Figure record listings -
-- Begin --

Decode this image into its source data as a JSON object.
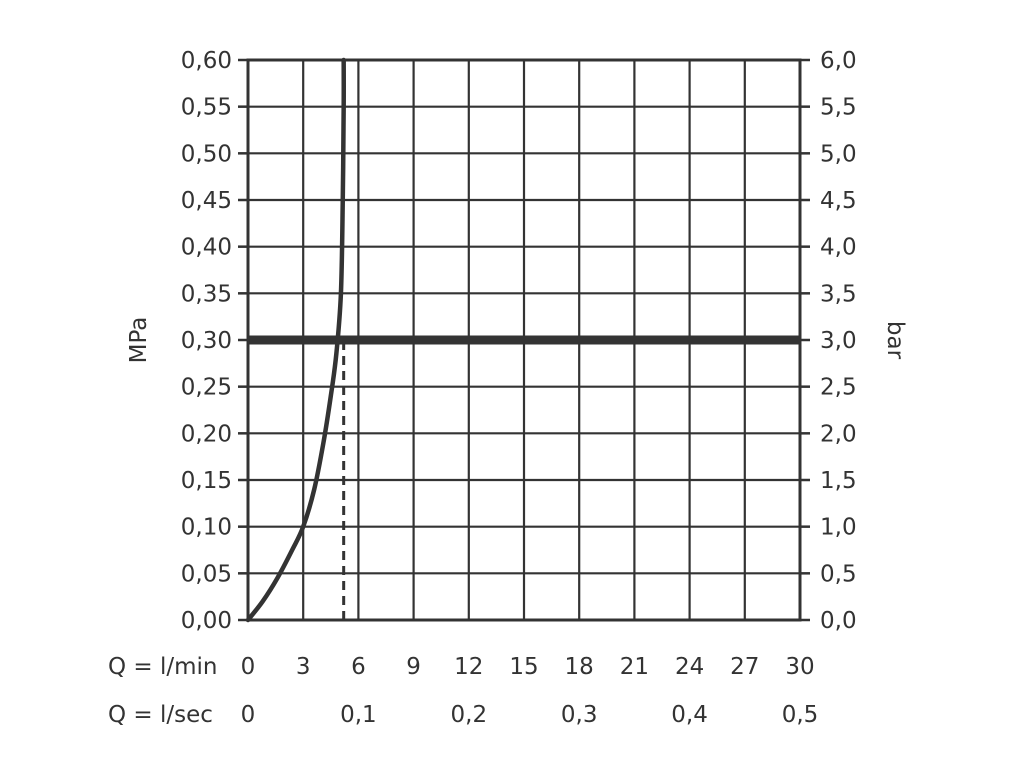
{
  "chart_data": {
    "type": "line",
    "x_unit_row_label": "Q = l/min",
    "x_secondary_row_label": "Q = l/sec",
    "x_ticks": [
      "0",
      "3",
      "6",
      "9",
      "12",
      "15",
      "18",
      "21",
      "24",
      "27",
      "30"
    ],
    "x_secondary_ticks": [
      {
        "x": 0,
        "label": "0"
      },
      {
        "x": 6,
        "label": "0,1"
      },
      {
        "x": 12,
        "label": "0,2"
      },
      {
        "x": 18,
        "label": "0,3"
      },
      {
        "x": 24,
        "label": "0,4"
      },
      {
        "x": 30,
        "label": "0,5"
      }
    ],
    "xlim": [
      0,
      30
    ],
    "ylabel_left": "MPa",
    "ylabel_right": "bar",
    "y_ticks_left": [
      "0,00",
      "0,05",
      "0,10",
      "0,15",
      "0,20",
      "0,25",
      "0,30",
      "0,35",
      "0,40",
      "0,45",
      "0,50",
      "0,55",
      "0,60"
    ],
    "y_ticks_right": [
      "0,0",
      "0,5",
      "1,0",
      "1,5",
      "2,0",
      "2,5",
      "3,0",
      "3,5",
      "4,0",
      "4,5",
      "5,0",
      "5,5",
      "6,0"
    ],
    "ylim": [
      0,
      0.6
    ],
    "grid": true,
    "series": [
      {
        "x": [
          0,
          0.8,
          1.6,
          2.4,
          3.0,
          3.6,
          4.1,
          4.5,
          4.8,
          5.05,
          5.15,
          5.2,
          5.2
        ],
        "y": [
          0,
          0.02,
          0.045,
          0.075,
          0.1,
          0.14,
          0.19,
          0.24,
          0.285,
          0.35,
          0.45,
          0.55,
          0.6
        ]
      }
    ],
    "reference_line": {
      "y": 0.3
    },
    "dashed_marker": {
      "x": 5.2,
      "y_from": 0,
      "y_to": 0.3
    }
  }
}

-- End --

YOUR TASK - Keep every word of the data as it is when you write it out, but drop the pictures.

ANSWER FOR THIS EXERCISE -
Decode this image into its source data as a JSON object.
{
  "chart_data": {
    "type": "line",
    "x_unit_row_label": "Q = l/min",
    "x_secondary_row_label": "Q = l/sec",
    "x_ticks": [
      "0",
      "3",
      "6",
      "9",
      "12",
      "15",
      "18",
      "21",
      "24",
      "27",
      "30"
    ],
    "x_secondary_ticks": [
      {
        "x": 0,
        "label": "0"
      },
      {
        "x": 6,
        "label": "0,1"
      },
      {
        "x": 12,
        "label": "0,2"
      },
      {
        "x": 18,
        "label": "0,3"
      },
      {
        "x": 24,
        "label": "0,4"
      },
      {
        "x": 30,
        "label": "0,5"
      }
    ],
    "xlim": [
      0,
      30
    ],
    "ylabel_left": "MPa",
    "ylabel_right": "bar",
    "y_ticks_left": [
      "0,00",
      "0,05",
      "0,10",
      "0,15",
      "0,20",
      "0,25",
      "0,30",
      "0,35",
      "0,40",
      "0,45",
      "0,50",
      "0,55",
      "0,60"
    ],
    "y_ticks_right": [
      "0,0",
      "0,5",
      "1,0",
      "1,5",
      "2,0",
      "2,5",
      "3,0",
      "3,5",
      "4,0",
      "4,5",
      "5,0",
      "5,5",
      "6,0"
    ],
    "ylim": [
      0,
      0.6
    ],
    "grid": true,
    "series": [
      {
        "x": [
          0,
          0.8,
          1.6,
          2.4,
          3.0,
          3.6,
          4.1,
          4.5,
          4.8,
          5.05,
          5.15,
          5.2,
          5.2
        ],
        "y": [
          0,
          0.02,
          0.045,
          0.075,
          0.1,
          0.14,
          0.19,
          0.24,
          0.285,
          0.35,
          0.45,
          0.55,
          0.6
        ]
      }
    ],
    "reference_line": {
      "y": 0.3
    },
    "dashed_marker": {
      "x": 5.2,
      "y_from": 0,
      "y_to": 0.3
    }
  }
}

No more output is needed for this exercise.